┌────────
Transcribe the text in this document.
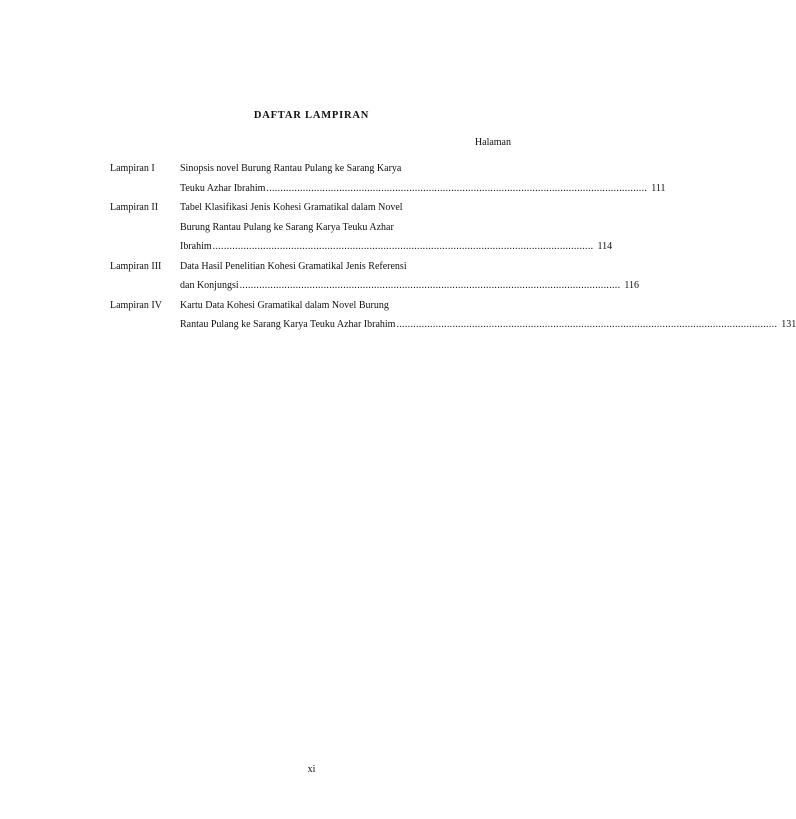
DAFTAR LAMPIRAN
Halaman
Lampiran I	Sinopsis novel Burung Rantau Pulang ke Sarang Karya
Teuku Azhar Ibrahim ........................................................................................................................................ 111
Lampiran II	Tabel Klasifikasi Jenis Kohesi Gramatikal dalam Novel
Burung Rantau Pulang ke Sarang Karya Teuku Azhar
Ibrahim ........................................................................................................................................ 114
Lampiran III	Data Hasil Penelitian Kohesi Gramatikal Jenis Referensi
dan Konjungsi ........................................................................................................................................ 116
Lampiran IV	Kartu Data Kohesi Gramatikal dalam Novel Burung
Rantau Pulang ke Sarang Karya Teuku Azhar Ibrahim ........................................................................................................................................ 131
xi
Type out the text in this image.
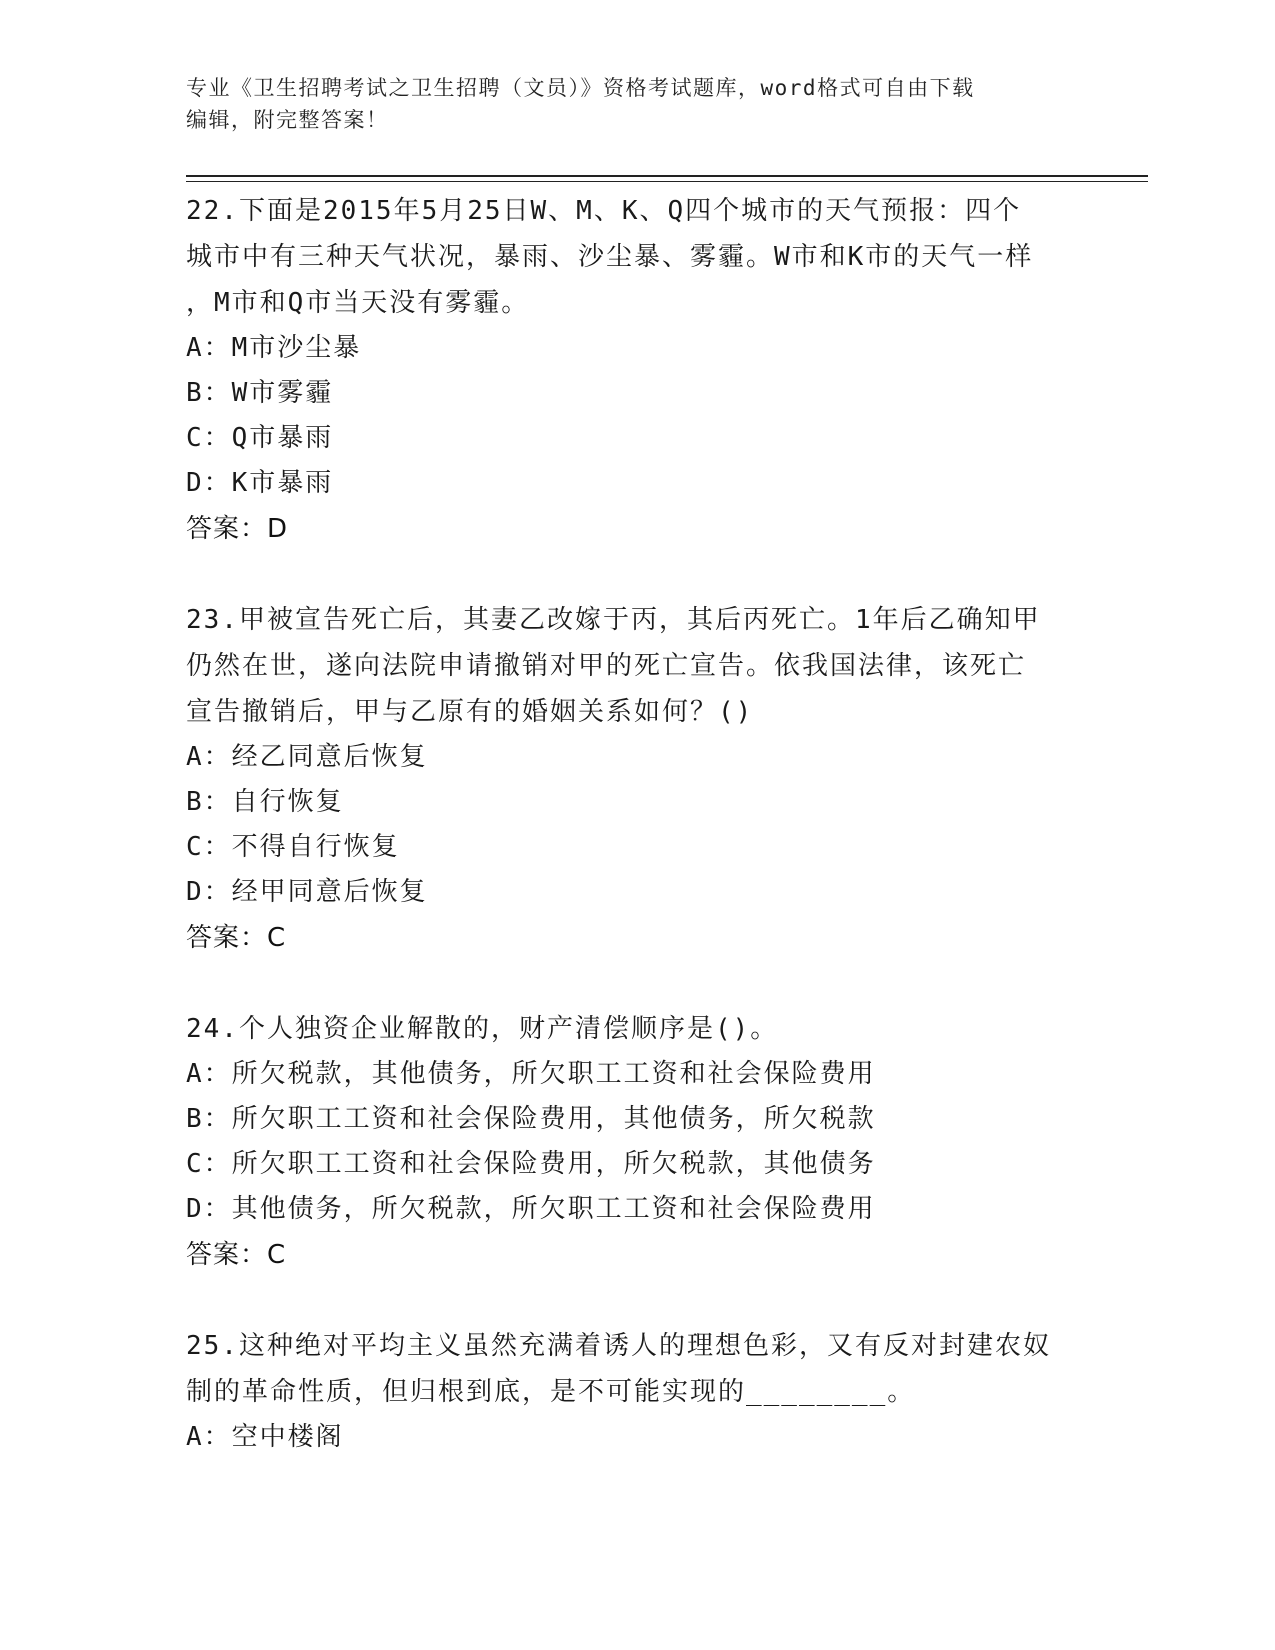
专业《卫生招聘考试之卫生招聘（文员）》资格考试题库，word格式可自由下载
编辑，附完整答案！
22.下面是2015年5月25日W、M、K、Q四个城市的天气预报：四个
城市中有三种天气状况，暴雨、沙尘暴、雾霾。W市和K市的天气一样
，M市和Q市当天没有雾霾。
A：M市沙尘暴
B：W市雾霾
C：Q市暴雨
D：K市暴雨
答案：D
23.甲被宣告死亡后，其妻乙改嫁于丙，其后丙死亡。1年后乙确知甲
仍然在世，遂向法院申请撤销对甲的死亡宣告。依我国法律，该死亡
宣告撤销后，甲与乙原有的婚姻关系如何？()
A：经乙同意后恢复
B：自行恢复
C：不得自行恢复
D：经甲同意后恢复
答案：C
24.个人独资企业解散的，财产清偿顺序是()。
A：所欠税款，其他债务，所欠职工工资和社会保险费用
B：所欠职工工资和社会保险费用，其他债务，所欠税款
C：所欠职工工资和社会保险费用，所欠税款，其他债务
D：其他债务，所欠税款，所欠职工工资和社会保险费用
答案：C
25.这种绝对平均主义虽然充满着诱人的理想色彩，又有反对封建农奴
制的革命性质，但归根到底，是不可能实现的________。
A：空中楼阁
└────────
EXERCISE. Copy all lines from the entries that contain the word "Teuku".

ANSWER TO THIS TASK.
Teuku Azhar Ibrahim ........................................................................................................................................ 111
Burung Rantau Pulang ke Sarang Karya Teuku Azhar
Rantau Pulang ke Sarang Karya Teuku Azhar Ibrahim ........................................................................................................................................ 131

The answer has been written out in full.